### Short exercise
Convert each line of the listing below into a JSON list of strings, one string per line, skipping any blank lines.

------------------------

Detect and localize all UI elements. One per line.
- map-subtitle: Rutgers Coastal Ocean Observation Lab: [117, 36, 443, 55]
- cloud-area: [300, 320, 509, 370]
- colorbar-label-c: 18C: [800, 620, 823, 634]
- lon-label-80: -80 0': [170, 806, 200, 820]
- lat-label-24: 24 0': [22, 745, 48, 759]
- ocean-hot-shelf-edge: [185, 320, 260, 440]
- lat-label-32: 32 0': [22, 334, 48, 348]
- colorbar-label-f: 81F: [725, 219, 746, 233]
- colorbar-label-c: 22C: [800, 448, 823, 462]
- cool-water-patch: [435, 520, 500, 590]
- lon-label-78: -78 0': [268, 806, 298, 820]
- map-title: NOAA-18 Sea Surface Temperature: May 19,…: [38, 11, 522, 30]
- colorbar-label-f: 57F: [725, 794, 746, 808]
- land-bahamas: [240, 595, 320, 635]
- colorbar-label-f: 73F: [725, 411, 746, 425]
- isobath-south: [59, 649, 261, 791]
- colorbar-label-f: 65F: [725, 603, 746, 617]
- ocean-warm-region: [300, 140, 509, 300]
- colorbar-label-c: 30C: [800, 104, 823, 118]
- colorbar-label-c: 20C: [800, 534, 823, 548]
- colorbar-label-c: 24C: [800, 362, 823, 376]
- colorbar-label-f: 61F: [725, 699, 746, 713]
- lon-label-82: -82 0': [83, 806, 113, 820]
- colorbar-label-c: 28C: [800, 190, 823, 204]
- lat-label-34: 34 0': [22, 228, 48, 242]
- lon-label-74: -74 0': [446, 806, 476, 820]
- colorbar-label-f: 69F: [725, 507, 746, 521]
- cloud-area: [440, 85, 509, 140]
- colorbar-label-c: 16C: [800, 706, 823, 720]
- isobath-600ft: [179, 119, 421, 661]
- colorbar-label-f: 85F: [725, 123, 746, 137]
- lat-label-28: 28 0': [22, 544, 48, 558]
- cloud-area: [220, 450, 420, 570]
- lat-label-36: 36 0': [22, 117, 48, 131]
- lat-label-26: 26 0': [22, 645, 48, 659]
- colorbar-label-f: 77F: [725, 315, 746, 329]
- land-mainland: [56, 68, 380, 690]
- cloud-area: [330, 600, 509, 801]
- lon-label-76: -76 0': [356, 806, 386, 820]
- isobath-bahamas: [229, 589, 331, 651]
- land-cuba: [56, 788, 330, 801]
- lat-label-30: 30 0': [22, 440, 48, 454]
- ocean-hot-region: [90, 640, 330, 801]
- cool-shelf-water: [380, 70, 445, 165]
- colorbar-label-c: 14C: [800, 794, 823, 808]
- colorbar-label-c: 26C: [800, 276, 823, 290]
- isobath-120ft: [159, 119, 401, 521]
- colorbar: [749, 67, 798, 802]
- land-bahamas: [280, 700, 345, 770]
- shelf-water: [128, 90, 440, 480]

------------------------

### Right answer
[
  "Detect and localize all UI elements. One per line.",
  "- map-subtitle: Rutgers Coastal Ocean Observation Lab: [117, 36, 443, 55]",
  "- cloud-area: [300, 320, 509, 370]",
  "- colorbar-label-c: 18C: [800, 620, 823, 634]",
  "- lon-label-80: -80 0': [170, 806, 200, 820]",
  "- lat-label-24: 24 0': [22, 745, 48, 759]",
  "- ocean-hot-shelf-edge: [185, 320, 260, 440]",
  "- lat-label-32: 32 0': [22, 334, 48, 348]",
  "- colorbar-label-f: 81F: [725, 219, 746, 233]",
  "- colorbar-label-c: 22C: [800, 448, 823, 462]",
  "- cool-water-patch: [435, 520, 500, 590]",
  "- lon-label-78: -78 0': [268, 806, 298, 820]",
  "- map-title: NOAA-18 Sea Surface Temperature: May 19,…: [38, 11, 522, 30]",
  "- colorbar-label-f: 57F: [725, 794, 746, 808]",
  "- land-bahamas: [240, 595, 320, 635]",
  "- colorbar-label-f: 73F: [725, 411, 746, 425]",
  "- isobath-south: [59, 649, 261, 791]",
  "- colorbar-label-f: 65F: [725, 603, 746, 617]",
  "- ocean-warm-region: [300, 140, 509, 300]",
  "- colorbar-label-c: 30C: [800, 104, 823, 118]",
  "- colorbar-label-c: 20C: [800, 534, 823, 548]",
  "- colorbar-label-c: 24C: [800, 362, 823, 376]",
  "- colorbar-label-f: 61F: [725, 699, 746, 713]",
  "- lon-label-82: -82 0': [83, 806, 113, 820]",
  "- colorbar-label-c: 28C: [800, 190, 823, 204]",
  "- lat-label-34: 34 0': [22, 228, 48, 242]",
  "- lon-label-74: -74 0': [446, 806, 476, 820]",
  "- colorbar-label-f: 69F: [725, 507, 746, 521]",
  "- cloud-area: [440, 85, 509, 140]",
  "- colorbar-label-c: 16C: [800, 706, 823, 720]",
  "- isobath-600ft: [179, 119, 421, 661]",
  "- colorbar-label-f: 85F: [725, 123, 746, 137]",
  "- lat-label-28: 28 0': [22, 544, 48, 558]",
  "- cloud-area: [220, 450, 420, 570]",
  "- lat-label-36: 36 0': [22, 117, 48, 131]",
  "- lat-label-26: 26 0': [22, 645, 48, 659]",
  "- colorbar-label-f: 77F: [725, 315, 746, 329]",
  "- land-mainland: [56, 68, 380, 690]",
  "- cloud-area: [330, 600, 509, 801]",
  "- lon-label-76: -76 0': [356, 806, 386, 820]",
  "- isobath-bahamas: [229, 589, 331, 651]",
  "- land-cuba: [56, 788, 330, 801]",
  "- lat-label-30: 30 0': [22, 440, 48, 454]",
  "- ocean-hot-region: [90, 640, 330, 801]",
  "- cool-shelf-water: [380, 70, 445, 165]",
  "- colorbar-label-c: 14C: [800, 794, 823, 808]",
  "- colorbar-label-c: 26C: [800, 276, 823, 290]",
  "- isobath-120ft: [159, 119, 401, 521]",
  "- colorbar: [749, 67, 798, 802]",
  "- land-bahamas: [280, 700, 345, 770]",
  "- shelf-water: [128, 90, 440, 480]"
]